-- START OF Records for this exercise --
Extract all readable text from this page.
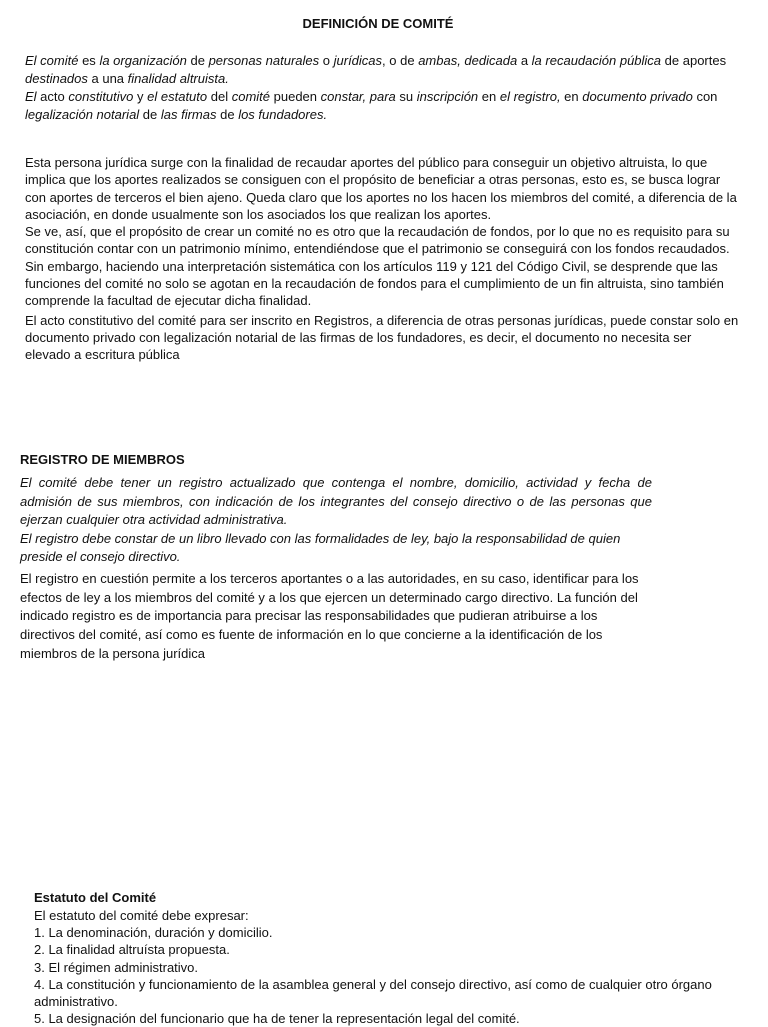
DEFINICIÓN DE COMITÉ

El comité es la organización de personas naturales o jurídicas, o de ambas, dedicada a la recaudación pública de aportes destinados a una finalidad altruista.

El acto constitutivo y el estatuto del comité pueden constar, para su inscripción en el registro, en documento privado con legalización notarial de las firmas de los fundadores.

Esta persona jurídica surge con la finalidad de recaudar aportes del público para conseguir un objetivo altruista, lo que implica que los aportes realizados se consiguen con el propósito de beneficiar a otras personas, esto es, se busca lograr con aportes de terceros el bien ajeno. Queda claro que los aportes no los hacen los miembros del comité, a diferencia de la asociación, en donde usualmente son los asociados los que realizan los aportes.

Se ve, así, que el propósito de crear un comité no es otro que la recaudación de fondos, por lo que no es requisito para su constitución contar con un patrimonio mínimo, entendiéndose que el patrimonio se conseguirá con los fondos recaudados. Sin embargo, haciendo una interpretación sistemática con los artículos 119 y 121 del Código Civil, se desprende que las funciones del comité no solo se agotan en la recaudación de fondos para el cumplimiento de un fin altruista, sino también comprende la facultad de ejecutar dicha finalidad.

El acto constitutivo del comité para ser inscrito en Registros, a diferencia de otras personas jurídicas, puede constar solo en documento privado con legalización notarial de las firmas de los fundadores, es decir, el documento no necesita ser elevado a escritura pública

REGISTRO DE MIEMBROS

El comité debe tener un registro actualizado que contenga el nombre, domicilio, actividad y fecha de admisión de sus miembros, con indicación de los integrantes del consejo directivo o de las personas que ejerzan cualquier otra actividad administrativa.

El registro debe constar de un libro llevado con las formalidades de ley, bajo la responsabilidad de quien preside el consejo directivo.

El registro en cuestión permite a los terceros aportantes o a las autoridades, en su caso, identificar para los efectos de ley a los miembros del comité y a los que ejercen un determinado cargo directivo. La función del indicado registro es de importancia para precisar las responsabilidades que pudieran atribuirse a los directivos del comité, así como es fuente de información en lo que concierne a la identificación de los miembros de la persona jurídica

Estatuto del Comité

El estatuto del comité debe expresar:

1. La denominación, duración y domicilio.
2. La finalidad altruísta propuesta.
3. El régimen administrativo.
4. La constitución y funcionamiento de la asamblea general y del consejo directivo, así como de cualquier otro órgano administrativo.
5. La designación del funcionario que ha de tener la representación legal del comité.
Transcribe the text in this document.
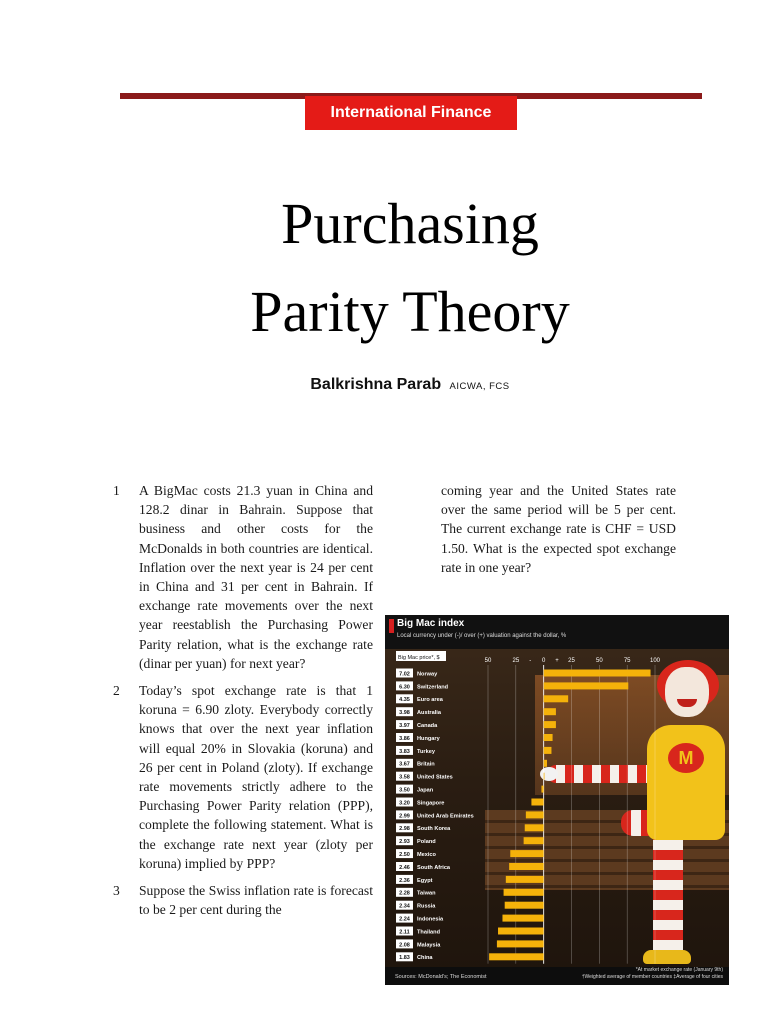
International Finance
Purchasing
Parity Theory
Balkrishna Parab AICWA, FCS
1	A BigMac costs 21.3 yuan in China and 128.2 dinar in Bahrain. Suppose that business and other costs for the McDonalds in both countries are identical. Inflation over the next year is 24 per cent in China and 31 per cent in Bahrain. If exchange rate movements over the next year reestablish the Purchasing Power Parity relation, what is the exchange rate (dinar per yuan) for next year?
2	Today’s spot exchange rate is that 1 koruna = 6.90 zloty. Everybody correctly knows that over the next year inflation will equal 20% in Slovakia (koruna) and 26 per cent in Poland (zloty). If exchange rate movements strictly adhere to the Purchasing Power Parity relation (PPP), complete the following statement. What is the exchange rate next year (zloty per koruna) implied by PPP?
3	Suppose the Swiss inflation rate is forecast to be 2 per cent during the
coming year and the United States rate over the same period will be 5 per cent. The current exchange rate is CHF = USD 1.50. What is the expected spot exchange rate in one year?
M
Big Mac index
Local currency under (-)/ over (+) valuation against the dollar, %
Big Mac price*, $	50	25 - 0 + 25	50	75	100
7.02 Norway
6.30 Switzerland
4.35 Euro area
3.98 Australia
3.97 Canada
3.86 Hungary
3.83 Turkey
3.67 Britain
3.58 United States
3.50 Japan
3.20 Singapore
2.99 United Arab Emirates
2.98 South Korea
2.93 Poland
2.50 Mexico
2.46 South Africa
2.36 Egypt
2.28 Taiwan
2.34 Russia
2.24 Indonesia
2.11 Thailand
2.08 Malaysia
1.83 China
Sources: McDonald’s; The Economist
*At market exchange rate (January 9th)
†Weighted average of member countries ‡Average of four cities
-- END OF Records for this exercise --
Exercise aim
Print each of the records above exactly as written, leaving no picture in the copy.

Result of the task
Extract all readable text from this page.
DEFINICIÓN DE COMITÉ

El comité es la organización de personas naturales o jurídicas, o de ambas, dedicada a la recaudación pública de aportes destinados a una finalidad altruista.

El acto constitutivo y el estatuto del comité pueden constar, para su inscripción en el registro, en documento privado con legalización notarial de las firmas de los fundadores.

Esta persona jurídica surge con la finalidad de recaudar aportes del público para conseguir un objetivo altruista, lo que implica que los aportes realizados se consiguen con el propósito de beneficiar a otras personas, esto es, se busca lograr con aportes de terceros el bien ajeno. Queda claro que los aportes no los hacen los miembros del comité, a diferencia de la asociación, en donde usualmente son los asociados los que realizan los aportes.

Se ve, así, que el propósito de crear un comité no es otro que la recaudación de fondos, por lo que no es requisito para su constitución contar con un patrimonio mínimo, entendiéndose que el patrimonio se conseguirá con los fondos recaudados. Sin embargo, haciendo una interpretación sistemática con los artículos 119 y 121 del Código Civil, se desprende que las funciones del comité no solo se agotan en la recaudación de fondos para el cumplimiento de un fin altruista, sino también comprende la facultad de ejecutar dicha finalidad.

El acto constitutivo del comité para ser inscrito en Registros, a diferencia de otras personas jurídicas, puede constar solo en documento privado con legalización notarial de las firmas de los fundadores, es decir, el documento no necesita ser elevado a escritura pública

REGISTRO DE MIEMBROS

El comité debe tener un registro actualizado que contenga el nombre, domicilio, actividad y fecha de admisión de sus miembros, con indicación de los integrantes del consejo directivo o de las personas que ejerzan cualquier otra actividad administrativa.

El registro debe constar de un libro llevado con las formalidades de ley, bajo la responsabilidad de quien preside el consejo directivo.

El registro en cuestión permite a los terceros aportantes o a las autoridades, en su caso, identificar para los efectos de ley a los miembros del comité y a los que ejercen un determinado cargo directivo. La función del indicado registro es de importancia para precisar las responsabilidades que pudieran atribuirse a los directivos del comité, así como es fuente de información en lo que concierne a la identificación de los miembros de la persona jurídica

Estatuto del Comité

El estatuto del comité debe expresar:

1. La denominación, duración y domicilio.
2. La finalidad altruísta propuesta.
3. El régimen administrativo.
4. La constitución y funcionamiento de la asamblea general y del consejo directivo, así como de cualquier otro órgano administrativo.
5. La designación del funcionario que ha de tener la representación legal del comité.
Transcribe the text in this document.
International Finance
Purchasing
Parity Theory
Balkrishna Parab AICWA, FCS
1	A BigMac costs 21.3 yuan in China and 128.2 dinar in Bahrain. Suppose that business and other costs for the McDonalds in both countries are identical. Inflation over the next year is 24 per cent in China and 31 per cent in Bahrain. If exchange rate movements over the next year reestablish the Purchasing Power Parity relation, what is the exchange rate (dinar per yuan) for next year?
2	Today’s spot exchange rate is that 1 koruna = 6.90 zloty. Everybody correctly knows that over the next year inflation will equal 20% in Slovakia (koruna) and 26 per cent in Poland (zloty). If exchange rate movements strictly adhere to the Purchasing Power Parity relation (PPP), complete the following statement. What is the exchange rate next year (zloty per koruna) implied by PPP?
3	Suppose the Swiss inflation rate is forecast to be 2 per cent during the
coming year and the United States rate over the same period will be 5 per cent. The current exchange rate is CHF = USD 1.50. What is the expected spot exchange rate in one year?
M
Big Mac index
Local currency under (-)/ over (+) valuation against the dollar, %
Big Mac price*, $	50	25 - 0 + 25	50	75	100
7.02 Norway
6.30 Switzerland
4.35 Euro area
3.98 Australia
3.97 Canada
3.86 Hungary
3.83 Turkey
3.67 Britain
3.58 United States
3.50 Japan
3.20 Singapore
2.99 United Arab Emirates
2.98 South Korea
2.93 Poland
2.50 Mexico
2.46 South Africa
2.36 Egypt
2.28 Taiwan
2.34 Russia
2.24 Indonesia
2.11 Thailand
2.08 Malaysia
1.83 China
Sources: McDonald’s; The Economist
*At market exchange rate (January 9th)
†Weighted average of member countries ‡Average of four cities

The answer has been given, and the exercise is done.